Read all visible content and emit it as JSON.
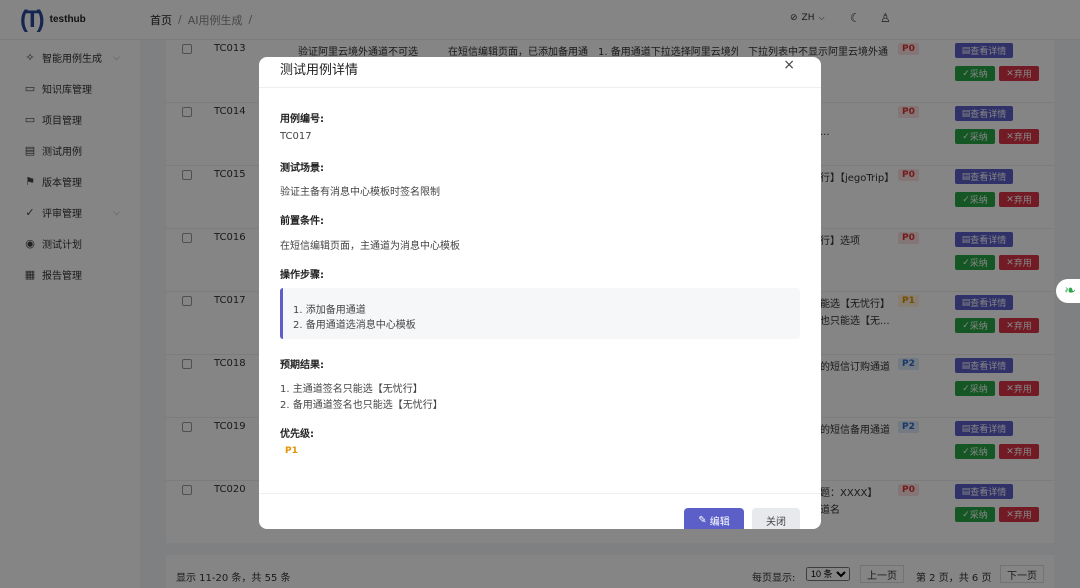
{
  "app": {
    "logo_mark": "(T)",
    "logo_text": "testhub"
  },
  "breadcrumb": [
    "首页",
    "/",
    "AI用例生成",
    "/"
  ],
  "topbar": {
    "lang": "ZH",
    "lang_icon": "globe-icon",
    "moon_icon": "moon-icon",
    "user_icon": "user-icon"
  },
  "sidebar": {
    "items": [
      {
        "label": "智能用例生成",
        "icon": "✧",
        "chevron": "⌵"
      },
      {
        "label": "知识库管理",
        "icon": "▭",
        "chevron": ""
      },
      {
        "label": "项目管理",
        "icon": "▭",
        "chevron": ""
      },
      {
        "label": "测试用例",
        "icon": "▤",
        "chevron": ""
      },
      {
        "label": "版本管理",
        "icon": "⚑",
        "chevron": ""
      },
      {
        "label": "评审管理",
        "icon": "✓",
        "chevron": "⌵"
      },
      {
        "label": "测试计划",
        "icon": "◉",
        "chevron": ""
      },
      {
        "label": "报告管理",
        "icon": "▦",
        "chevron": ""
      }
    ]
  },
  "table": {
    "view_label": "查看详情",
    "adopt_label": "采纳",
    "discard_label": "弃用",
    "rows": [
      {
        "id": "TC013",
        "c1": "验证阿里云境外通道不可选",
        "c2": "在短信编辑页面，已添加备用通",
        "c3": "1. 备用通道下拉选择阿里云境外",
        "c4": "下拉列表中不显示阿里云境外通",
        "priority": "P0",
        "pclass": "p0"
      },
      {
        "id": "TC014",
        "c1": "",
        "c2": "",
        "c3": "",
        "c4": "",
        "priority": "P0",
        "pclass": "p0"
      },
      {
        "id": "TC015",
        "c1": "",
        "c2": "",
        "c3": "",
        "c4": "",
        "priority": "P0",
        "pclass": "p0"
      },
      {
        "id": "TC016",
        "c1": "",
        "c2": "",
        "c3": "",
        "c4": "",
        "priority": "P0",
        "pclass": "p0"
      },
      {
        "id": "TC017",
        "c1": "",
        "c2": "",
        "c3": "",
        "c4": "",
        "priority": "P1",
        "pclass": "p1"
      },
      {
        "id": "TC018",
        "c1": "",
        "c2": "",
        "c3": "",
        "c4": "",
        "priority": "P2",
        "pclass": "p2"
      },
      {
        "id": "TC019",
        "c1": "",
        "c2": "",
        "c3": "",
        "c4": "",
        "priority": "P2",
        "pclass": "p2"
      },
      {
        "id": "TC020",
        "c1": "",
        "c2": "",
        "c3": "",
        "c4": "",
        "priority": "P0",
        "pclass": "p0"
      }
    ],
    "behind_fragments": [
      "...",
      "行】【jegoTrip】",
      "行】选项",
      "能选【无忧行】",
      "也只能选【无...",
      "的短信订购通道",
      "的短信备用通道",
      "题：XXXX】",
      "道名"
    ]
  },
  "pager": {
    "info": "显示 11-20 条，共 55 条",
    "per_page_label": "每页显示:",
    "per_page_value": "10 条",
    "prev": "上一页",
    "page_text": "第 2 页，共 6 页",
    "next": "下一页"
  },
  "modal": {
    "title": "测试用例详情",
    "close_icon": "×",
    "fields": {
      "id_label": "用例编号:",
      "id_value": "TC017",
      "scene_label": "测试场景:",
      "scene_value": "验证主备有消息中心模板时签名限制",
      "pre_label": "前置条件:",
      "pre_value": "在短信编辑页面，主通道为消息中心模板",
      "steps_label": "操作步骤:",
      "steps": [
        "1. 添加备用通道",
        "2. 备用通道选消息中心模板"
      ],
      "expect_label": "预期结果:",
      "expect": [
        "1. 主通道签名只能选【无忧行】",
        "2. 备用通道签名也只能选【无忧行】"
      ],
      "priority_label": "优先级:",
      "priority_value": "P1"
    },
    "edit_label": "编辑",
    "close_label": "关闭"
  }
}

※

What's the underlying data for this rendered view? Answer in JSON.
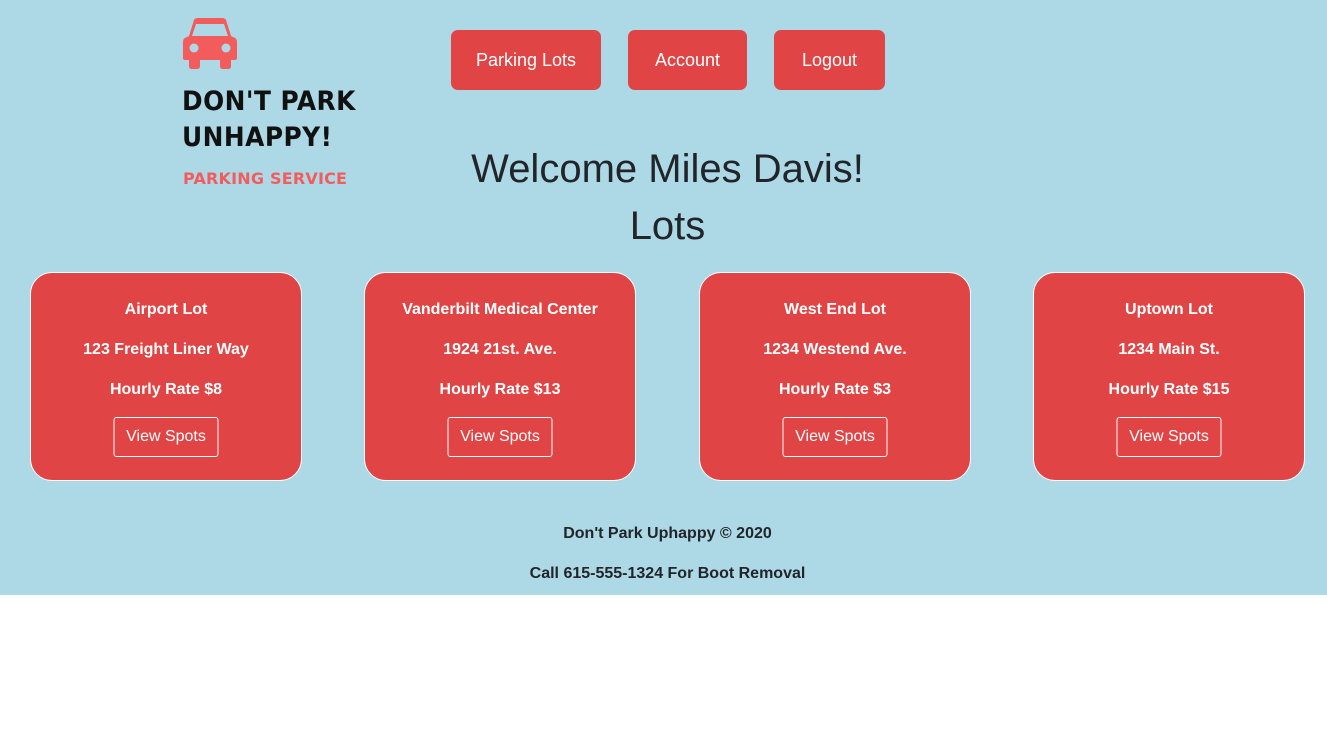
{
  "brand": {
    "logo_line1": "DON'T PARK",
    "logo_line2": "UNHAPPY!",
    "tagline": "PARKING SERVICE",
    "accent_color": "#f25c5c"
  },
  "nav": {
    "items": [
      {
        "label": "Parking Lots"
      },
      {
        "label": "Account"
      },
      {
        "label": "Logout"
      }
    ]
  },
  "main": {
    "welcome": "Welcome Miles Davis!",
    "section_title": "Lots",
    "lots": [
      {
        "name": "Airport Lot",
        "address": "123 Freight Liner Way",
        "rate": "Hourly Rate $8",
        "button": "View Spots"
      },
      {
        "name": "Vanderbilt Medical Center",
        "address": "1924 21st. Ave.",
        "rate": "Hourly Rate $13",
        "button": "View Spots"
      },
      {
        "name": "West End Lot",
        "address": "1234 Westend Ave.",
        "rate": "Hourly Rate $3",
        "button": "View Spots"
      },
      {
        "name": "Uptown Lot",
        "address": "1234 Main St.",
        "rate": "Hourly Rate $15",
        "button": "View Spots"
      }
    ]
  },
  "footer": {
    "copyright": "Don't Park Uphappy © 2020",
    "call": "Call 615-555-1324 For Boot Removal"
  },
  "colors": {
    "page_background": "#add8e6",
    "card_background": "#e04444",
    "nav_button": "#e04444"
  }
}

※

**Work to be completed**
Take every line from the records above that has the word "JSON" and copy it.

**Result**
Read all visible content and emit it as JSON.
What's the underlying data for this rendered view? Answer in JSON.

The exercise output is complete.